THE PROBLEM :: Can you find the lines of the listing that include "scale" and copy every one?

INFORMATION SHOWN ::
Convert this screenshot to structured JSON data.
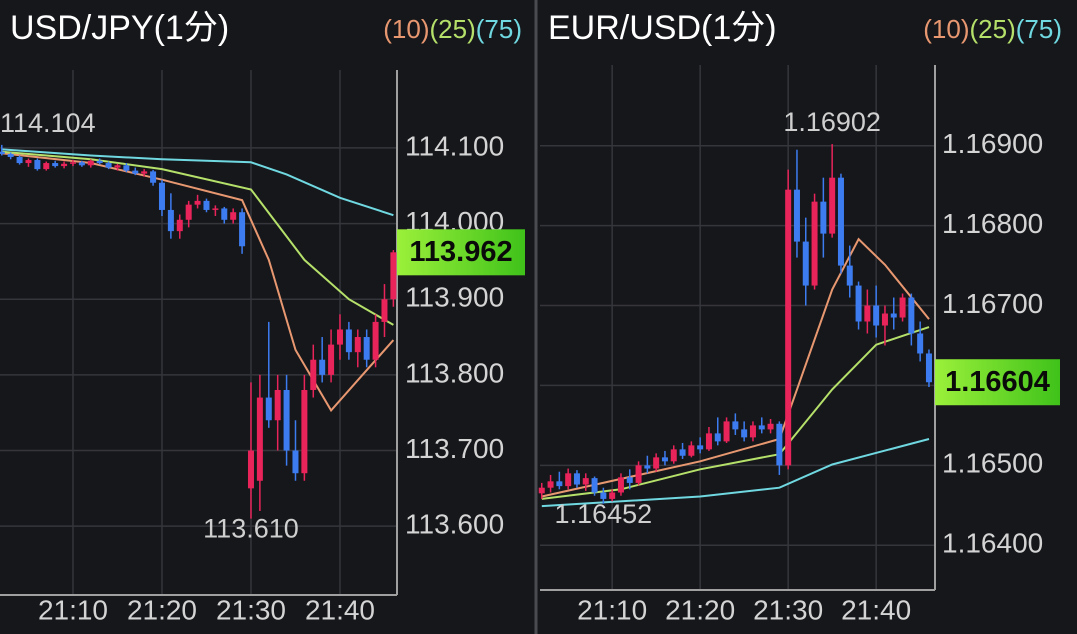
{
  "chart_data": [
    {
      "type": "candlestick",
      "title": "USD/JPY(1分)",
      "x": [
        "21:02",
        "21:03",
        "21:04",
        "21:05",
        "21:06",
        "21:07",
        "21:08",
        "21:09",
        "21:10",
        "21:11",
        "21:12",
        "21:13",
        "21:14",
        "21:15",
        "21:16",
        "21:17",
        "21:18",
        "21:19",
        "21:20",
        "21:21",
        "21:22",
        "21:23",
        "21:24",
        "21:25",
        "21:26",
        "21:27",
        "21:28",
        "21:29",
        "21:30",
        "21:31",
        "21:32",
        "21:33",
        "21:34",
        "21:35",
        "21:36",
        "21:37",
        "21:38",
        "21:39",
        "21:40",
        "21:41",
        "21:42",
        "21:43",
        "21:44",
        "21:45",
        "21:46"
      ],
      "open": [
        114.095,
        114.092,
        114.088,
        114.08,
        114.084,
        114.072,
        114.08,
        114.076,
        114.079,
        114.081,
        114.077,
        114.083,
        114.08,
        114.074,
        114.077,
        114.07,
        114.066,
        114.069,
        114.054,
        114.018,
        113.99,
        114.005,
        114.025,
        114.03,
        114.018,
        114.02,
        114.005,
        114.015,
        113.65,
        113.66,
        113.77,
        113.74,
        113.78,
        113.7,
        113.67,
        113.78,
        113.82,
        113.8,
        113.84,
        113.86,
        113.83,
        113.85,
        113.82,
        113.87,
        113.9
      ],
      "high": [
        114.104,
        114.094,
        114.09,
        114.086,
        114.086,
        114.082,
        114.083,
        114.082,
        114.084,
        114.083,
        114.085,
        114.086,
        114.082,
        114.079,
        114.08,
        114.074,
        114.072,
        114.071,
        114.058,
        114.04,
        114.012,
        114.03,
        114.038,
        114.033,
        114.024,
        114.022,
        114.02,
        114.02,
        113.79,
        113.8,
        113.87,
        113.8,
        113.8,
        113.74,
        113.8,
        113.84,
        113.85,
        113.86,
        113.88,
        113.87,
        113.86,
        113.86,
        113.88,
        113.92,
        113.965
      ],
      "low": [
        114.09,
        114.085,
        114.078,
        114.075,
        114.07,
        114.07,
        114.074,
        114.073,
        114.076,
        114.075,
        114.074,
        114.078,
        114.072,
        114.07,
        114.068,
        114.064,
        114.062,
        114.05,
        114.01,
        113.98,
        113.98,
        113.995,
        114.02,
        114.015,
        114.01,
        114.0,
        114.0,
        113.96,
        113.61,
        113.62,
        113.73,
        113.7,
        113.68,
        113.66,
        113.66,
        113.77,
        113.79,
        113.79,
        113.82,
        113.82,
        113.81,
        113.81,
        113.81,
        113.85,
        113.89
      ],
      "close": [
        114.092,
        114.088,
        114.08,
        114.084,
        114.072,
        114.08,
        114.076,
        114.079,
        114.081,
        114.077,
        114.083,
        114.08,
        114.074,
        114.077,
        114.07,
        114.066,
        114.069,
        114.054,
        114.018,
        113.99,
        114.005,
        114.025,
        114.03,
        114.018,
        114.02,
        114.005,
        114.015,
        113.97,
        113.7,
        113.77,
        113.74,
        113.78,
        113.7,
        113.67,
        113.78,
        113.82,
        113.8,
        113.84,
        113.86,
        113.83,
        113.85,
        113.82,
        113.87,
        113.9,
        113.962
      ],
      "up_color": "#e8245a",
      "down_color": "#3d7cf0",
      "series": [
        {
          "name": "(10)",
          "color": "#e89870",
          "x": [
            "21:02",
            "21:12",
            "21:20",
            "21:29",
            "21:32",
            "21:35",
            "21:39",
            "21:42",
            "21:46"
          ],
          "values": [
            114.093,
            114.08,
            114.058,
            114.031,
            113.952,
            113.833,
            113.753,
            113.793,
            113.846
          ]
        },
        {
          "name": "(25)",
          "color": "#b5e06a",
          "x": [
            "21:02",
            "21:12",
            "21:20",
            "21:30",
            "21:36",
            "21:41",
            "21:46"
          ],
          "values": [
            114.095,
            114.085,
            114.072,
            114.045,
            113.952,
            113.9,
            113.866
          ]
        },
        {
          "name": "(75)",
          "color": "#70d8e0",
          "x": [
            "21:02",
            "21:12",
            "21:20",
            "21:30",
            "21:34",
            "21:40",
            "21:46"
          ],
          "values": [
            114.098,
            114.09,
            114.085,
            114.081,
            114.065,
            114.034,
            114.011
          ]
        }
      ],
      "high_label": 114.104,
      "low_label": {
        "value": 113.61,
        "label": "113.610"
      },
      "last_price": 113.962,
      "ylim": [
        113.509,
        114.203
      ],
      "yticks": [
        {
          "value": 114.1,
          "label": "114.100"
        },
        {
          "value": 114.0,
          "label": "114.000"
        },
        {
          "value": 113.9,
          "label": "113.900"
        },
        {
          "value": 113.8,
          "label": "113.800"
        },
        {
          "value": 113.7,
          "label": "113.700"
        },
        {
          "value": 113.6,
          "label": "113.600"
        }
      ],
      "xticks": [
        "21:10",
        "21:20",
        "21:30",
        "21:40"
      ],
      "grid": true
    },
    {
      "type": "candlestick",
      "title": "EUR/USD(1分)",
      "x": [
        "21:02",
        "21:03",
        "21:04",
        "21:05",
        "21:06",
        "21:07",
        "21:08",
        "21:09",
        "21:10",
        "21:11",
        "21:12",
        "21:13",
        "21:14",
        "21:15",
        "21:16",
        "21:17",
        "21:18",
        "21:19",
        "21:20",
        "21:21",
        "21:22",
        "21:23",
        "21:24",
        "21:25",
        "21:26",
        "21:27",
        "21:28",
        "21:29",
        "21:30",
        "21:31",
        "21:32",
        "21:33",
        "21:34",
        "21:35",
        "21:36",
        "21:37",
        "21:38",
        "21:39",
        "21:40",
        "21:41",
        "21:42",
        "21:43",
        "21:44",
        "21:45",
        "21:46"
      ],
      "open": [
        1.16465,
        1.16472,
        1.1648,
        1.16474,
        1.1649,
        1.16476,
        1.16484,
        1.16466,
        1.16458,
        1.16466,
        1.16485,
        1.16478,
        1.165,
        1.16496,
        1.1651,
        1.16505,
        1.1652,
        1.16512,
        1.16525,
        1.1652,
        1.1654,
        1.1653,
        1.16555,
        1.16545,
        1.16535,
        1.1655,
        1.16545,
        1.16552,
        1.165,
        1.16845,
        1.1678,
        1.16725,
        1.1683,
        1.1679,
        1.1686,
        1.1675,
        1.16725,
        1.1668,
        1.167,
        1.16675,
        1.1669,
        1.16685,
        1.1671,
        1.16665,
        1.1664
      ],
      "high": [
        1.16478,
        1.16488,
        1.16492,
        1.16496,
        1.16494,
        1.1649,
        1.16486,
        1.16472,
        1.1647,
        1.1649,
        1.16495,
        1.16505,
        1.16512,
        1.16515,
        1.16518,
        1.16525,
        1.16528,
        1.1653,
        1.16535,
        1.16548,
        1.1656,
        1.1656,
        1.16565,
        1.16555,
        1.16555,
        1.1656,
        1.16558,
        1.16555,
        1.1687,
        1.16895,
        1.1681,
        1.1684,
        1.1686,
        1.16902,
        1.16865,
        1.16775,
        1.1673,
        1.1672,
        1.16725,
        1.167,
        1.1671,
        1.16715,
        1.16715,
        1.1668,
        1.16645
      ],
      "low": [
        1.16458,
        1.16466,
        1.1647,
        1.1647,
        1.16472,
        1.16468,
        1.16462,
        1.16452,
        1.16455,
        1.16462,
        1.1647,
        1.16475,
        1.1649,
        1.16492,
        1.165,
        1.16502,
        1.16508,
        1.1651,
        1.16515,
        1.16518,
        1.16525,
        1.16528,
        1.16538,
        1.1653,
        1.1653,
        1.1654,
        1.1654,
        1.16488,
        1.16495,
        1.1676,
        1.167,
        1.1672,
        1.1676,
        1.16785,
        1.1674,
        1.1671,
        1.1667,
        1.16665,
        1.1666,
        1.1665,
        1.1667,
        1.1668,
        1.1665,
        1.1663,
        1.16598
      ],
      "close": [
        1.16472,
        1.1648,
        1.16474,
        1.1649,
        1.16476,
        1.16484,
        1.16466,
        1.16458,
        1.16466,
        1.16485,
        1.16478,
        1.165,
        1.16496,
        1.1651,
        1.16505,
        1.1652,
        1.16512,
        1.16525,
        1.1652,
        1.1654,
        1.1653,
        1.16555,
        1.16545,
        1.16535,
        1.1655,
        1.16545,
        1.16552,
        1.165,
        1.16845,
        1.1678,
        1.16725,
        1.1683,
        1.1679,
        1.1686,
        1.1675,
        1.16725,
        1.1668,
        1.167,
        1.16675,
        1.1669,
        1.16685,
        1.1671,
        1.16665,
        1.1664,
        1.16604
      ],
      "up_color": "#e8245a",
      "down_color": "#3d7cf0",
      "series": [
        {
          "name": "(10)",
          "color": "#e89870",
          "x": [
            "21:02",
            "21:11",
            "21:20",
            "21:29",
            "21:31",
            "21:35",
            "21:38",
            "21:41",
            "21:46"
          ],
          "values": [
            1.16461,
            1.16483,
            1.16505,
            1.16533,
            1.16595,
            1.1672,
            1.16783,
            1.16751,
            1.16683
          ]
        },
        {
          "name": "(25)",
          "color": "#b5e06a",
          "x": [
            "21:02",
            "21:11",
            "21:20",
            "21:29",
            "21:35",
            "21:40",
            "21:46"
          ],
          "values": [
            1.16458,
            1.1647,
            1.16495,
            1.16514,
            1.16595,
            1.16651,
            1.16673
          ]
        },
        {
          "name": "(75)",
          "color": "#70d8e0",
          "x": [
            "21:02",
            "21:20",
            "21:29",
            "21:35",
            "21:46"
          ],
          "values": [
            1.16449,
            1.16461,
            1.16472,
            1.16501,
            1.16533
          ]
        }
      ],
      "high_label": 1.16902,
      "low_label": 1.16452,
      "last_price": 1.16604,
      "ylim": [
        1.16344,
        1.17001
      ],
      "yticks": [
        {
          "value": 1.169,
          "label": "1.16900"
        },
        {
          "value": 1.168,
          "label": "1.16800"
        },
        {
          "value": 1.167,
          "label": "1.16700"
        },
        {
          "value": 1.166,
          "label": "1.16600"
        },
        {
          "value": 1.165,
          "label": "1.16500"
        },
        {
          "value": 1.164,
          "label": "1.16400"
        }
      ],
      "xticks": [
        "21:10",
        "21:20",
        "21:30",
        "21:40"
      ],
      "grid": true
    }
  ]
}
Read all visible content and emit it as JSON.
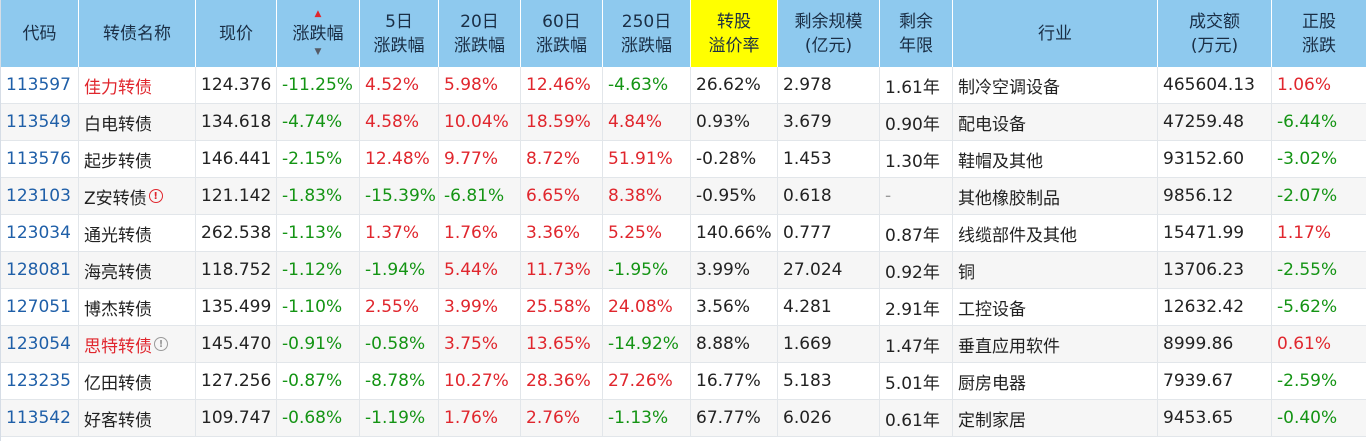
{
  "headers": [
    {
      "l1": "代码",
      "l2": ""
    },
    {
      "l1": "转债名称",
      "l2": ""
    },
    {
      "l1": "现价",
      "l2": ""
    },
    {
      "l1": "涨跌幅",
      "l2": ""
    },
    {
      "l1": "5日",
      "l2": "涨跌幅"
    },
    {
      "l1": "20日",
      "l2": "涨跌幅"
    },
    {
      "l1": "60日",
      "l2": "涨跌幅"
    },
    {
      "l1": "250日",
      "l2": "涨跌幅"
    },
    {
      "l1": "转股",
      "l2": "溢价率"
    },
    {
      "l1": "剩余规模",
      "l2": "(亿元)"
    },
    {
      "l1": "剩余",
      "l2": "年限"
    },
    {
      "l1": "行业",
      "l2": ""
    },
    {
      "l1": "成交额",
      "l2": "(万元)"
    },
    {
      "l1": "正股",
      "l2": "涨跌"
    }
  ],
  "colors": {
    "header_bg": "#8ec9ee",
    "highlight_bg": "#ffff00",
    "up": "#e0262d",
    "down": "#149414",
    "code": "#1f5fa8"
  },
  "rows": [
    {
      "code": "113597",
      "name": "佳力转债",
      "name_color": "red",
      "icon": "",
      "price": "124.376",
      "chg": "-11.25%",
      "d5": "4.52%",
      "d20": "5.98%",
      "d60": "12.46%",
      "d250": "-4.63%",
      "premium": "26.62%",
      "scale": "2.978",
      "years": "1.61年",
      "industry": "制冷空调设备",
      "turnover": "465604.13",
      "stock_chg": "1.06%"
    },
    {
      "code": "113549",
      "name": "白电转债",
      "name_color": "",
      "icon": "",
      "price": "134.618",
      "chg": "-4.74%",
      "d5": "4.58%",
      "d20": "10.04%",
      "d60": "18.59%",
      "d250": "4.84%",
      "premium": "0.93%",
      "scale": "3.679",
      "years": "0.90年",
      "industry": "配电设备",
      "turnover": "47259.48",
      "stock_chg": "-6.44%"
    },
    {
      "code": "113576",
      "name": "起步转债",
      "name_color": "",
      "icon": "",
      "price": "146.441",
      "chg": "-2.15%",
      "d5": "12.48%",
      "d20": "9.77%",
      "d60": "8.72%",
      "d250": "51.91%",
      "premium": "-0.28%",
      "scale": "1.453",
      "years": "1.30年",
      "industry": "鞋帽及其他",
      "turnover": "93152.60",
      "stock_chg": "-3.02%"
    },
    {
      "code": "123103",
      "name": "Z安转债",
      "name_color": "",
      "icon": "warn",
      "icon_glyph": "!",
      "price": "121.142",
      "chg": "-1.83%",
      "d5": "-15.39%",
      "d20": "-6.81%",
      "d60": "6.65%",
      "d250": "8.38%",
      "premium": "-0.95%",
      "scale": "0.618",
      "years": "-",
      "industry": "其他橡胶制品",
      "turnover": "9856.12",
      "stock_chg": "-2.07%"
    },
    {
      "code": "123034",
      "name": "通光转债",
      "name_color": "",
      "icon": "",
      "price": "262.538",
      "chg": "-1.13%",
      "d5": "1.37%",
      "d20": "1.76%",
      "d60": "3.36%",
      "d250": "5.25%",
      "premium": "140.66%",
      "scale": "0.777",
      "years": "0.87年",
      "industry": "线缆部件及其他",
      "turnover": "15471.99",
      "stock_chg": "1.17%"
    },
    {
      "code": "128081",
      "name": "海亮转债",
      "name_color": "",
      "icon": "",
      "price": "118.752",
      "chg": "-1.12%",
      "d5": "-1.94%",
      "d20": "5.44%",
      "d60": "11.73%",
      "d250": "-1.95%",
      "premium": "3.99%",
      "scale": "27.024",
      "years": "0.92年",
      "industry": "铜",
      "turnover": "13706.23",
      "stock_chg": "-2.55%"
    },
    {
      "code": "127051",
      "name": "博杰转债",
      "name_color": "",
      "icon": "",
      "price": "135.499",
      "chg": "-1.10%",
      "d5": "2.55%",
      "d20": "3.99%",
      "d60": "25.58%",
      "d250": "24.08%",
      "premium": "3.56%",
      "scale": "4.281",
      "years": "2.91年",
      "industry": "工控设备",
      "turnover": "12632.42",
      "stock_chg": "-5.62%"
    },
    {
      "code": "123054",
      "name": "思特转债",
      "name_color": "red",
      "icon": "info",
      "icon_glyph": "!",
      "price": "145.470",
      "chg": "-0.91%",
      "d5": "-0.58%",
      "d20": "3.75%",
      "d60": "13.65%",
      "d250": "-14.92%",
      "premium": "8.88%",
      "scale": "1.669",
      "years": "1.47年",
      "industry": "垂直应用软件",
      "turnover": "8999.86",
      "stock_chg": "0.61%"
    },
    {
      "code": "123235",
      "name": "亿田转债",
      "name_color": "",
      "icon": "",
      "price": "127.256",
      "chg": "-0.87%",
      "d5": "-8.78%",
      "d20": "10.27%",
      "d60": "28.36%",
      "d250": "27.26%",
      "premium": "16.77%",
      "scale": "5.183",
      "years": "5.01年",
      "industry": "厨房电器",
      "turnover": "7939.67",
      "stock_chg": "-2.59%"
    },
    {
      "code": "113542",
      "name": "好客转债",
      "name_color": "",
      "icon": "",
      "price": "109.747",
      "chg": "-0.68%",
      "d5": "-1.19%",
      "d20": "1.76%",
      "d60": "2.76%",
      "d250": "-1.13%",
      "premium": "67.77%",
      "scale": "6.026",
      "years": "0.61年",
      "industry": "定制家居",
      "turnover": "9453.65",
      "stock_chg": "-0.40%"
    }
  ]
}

SOLUTION TO THE PROBLEM ::
      "scale": "2.978",
      "scale": "3.679",
      "scale": "1.453",
      "scale": "0.618",
      "scale": "0.777",
      "scale": "27.024",
      "scale": "4.281",
      "scale": "1.669",
      "scale": "5.183",
      "scale": "6.026",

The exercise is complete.